◆ Input material
start

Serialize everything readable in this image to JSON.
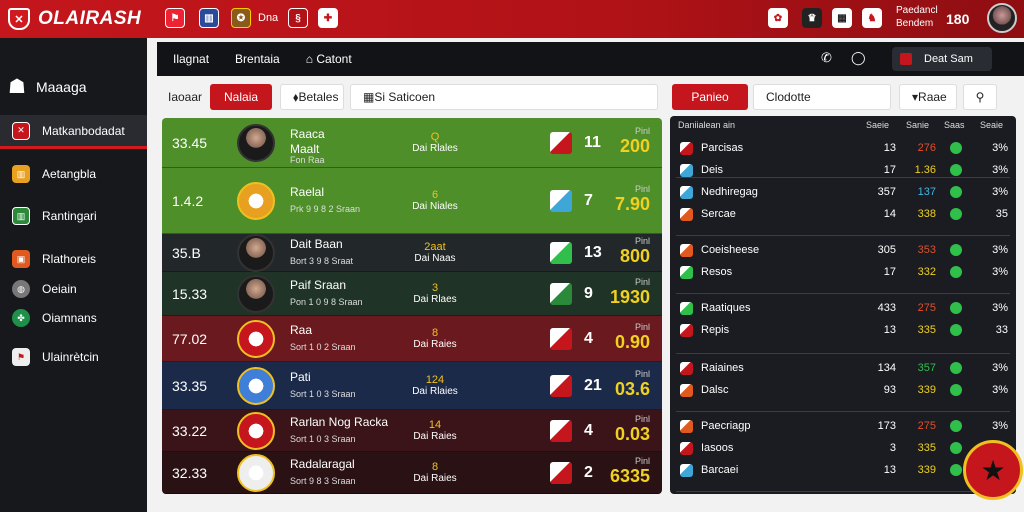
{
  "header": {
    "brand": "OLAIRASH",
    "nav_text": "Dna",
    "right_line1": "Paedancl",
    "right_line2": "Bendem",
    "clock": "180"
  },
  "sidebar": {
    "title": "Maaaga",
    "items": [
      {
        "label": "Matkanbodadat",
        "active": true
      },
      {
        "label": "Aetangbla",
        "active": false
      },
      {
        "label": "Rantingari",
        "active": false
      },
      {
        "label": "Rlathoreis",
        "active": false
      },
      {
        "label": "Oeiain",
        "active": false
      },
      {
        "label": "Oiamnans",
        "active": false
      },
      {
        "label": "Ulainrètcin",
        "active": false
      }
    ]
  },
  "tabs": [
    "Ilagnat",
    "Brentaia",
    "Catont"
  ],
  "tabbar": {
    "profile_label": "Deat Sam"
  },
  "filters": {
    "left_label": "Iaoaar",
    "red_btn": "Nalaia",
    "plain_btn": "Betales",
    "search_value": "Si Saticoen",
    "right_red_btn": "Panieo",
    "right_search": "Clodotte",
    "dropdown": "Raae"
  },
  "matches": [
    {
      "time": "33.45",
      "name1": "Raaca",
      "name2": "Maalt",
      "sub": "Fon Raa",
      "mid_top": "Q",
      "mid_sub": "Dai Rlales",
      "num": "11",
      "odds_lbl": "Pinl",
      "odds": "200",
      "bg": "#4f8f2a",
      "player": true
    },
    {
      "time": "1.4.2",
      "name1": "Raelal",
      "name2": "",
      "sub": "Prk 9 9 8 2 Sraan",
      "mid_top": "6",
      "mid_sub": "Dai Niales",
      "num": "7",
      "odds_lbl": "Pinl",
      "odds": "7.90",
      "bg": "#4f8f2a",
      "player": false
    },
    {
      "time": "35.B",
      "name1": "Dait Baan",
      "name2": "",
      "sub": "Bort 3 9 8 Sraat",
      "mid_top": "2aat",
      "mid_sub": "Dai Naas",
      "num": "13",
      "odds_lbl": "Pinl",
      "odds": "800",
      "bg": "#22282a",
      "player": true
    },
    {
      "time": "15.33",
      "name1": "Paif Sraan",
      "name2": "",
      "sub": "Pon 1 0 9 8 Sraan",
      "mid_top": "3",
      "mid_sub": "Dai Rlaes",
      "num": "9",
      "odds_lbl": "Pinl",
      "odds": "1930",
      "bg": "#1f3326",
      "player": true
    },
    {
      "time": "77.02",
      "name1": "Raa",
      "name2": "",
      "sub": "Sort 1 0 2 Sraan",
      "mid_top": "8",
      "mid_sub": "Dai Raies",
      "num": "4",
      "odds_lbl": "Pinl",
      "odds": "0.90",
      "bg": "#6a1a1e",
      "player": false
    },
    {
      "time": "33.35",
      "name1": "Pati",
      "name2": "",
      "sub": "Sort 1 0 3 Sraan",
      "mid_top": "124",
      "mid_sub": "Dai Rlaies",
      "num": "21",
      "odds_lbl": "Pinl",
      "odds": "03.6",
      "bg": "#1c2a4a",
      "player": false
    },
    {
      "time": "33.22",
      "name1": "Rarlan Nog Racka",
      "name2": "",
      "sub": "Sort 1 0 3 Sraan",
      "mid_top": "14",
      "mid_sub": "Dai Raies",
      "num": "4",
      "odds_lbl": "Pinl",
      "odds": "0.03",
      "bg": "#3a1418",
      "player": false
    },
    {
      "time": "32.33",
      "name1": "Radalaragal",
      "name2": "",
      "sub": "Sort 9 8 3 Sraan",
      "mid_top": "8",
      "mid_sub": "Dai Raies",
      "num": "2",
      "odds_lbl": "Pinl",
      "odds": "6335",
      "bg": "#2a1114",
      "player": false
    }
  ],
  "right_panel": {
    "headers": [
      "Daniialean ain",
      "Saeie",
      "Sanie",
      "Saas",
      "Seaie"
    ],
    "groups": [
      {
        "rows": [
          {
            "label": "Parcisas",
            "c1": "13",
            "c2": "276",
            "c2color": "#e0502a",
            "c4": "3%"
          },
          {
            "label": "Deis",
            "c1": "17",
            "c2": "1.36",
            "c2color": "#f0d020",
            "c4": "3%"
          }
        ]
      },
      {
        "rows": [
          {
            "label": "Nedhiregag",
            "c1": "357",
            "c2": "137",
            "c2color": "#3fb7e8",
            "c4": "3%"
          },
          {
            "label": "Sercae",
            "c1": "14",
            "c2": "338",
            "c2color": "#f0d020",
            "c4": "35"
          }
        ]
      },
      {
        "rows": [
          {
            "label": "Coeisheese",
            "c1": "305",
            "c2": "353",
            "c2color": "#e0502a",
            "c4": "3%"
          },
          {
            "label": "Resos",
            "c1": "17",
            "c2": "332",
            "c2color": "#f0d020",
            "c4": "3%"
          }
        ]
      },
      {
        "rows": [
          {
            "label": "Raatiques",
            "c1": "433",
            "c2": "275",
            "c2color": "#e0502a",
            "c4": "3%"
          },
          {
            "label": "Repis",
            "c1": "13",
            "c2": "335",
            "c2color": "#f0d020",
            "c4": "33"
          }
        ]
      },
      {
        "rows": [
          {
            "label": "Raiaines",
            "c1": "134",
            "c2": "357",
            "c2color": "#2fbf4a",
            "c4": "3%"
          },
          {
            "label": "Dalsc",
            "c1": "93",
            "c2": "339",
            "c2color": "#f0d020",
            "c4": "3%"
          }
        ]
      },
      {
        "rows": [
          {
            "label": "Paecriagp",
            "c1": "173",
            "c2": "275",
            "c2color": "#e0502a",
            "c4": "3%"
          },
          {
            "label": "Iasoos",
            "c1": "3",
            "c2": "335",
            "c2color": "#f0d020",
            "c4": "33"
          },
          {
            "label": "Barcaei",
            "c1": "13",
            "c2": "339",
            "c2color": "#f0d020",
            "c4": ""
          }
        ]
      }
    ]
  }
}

end
start

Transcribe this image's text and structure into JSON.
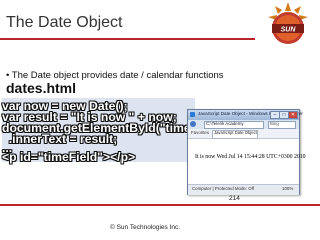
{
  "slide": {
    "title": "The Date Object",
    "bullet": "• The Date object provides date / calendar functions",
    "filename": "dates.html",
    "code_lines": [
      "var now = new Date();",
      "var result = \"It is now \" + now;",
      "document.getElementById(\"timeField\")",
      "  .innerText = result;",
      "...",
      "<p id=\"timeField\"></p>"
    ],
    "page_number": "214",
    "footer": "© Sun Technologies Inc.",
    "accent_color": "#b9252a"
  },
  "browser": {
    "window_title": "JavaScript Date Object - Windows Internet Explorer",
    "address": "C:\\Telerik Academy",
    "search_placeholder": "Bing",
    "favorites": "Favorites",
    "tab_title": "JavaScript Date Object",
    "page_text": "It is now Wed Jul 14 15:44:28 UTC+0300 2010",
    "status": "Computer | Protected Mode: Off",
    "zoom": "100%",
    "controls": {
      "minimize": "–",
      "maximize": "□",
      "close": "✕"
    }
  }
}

end

◆ Aim of the exercise
Lines that include the word "JSON" — how many are there in the data? Answer with the number alone.

◆ Expected answer
2